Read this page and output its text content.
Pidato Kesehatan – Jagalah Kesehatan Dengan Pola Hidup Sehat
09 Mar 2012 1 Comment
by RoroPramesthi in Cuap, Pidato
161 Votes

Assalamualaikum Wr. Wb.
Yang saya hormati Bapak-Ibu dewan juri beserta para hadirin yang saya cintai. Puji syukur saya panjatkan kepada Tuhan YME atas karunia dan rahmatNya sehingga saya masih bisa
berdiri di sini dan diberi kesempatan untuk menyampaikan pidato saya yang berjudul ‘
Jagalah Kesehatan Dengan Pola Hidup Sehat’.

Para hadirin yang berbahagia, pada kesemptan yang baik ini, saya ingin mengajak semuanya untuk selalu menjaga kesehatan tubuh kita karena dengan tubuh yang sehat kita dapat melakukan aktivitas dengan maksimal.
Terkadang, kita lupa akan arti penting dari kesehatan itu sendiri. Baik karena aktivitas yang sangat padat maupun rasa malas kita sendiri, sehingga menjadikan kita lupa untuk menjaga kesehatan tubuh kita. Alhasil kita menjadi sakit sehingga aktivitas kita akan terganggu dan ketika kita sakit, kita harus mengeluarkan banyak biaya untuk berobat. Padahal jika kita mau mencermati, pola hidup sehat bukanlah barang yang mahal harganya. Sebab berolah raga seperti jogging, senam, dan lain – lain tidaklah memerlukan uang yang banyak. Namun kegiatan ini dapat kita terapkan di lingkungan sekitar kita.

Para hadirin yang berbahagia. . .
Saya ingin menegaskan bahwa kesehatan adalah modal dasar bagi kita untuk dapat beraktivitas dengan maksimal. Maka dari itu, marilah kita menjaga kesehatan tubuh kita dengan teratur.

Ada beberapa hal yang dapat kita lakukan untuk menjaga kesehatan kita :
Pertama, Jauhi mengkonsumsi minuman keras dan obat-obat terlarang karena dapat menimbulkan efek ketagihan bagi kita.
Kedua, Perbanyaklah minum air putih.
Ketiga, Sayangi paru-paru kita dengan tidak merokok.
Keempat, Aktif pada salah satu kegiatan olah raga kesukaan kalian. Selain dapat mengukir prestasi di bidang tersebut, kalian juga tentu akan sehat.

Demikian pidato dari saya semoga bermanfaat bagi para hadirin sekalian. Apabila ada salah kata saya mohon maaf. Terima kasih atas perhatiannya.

□ □ □ □

◆ What is asked
Where a line in the entries holds the word "Jagalah", copy that line.

◆ Exercise output
Pidato Kesehatan – Jagalah Kesehatan Dengan Pola Hidup Sehat
Jagalah Kesehatan Dengan Pola Hidup Sehat’.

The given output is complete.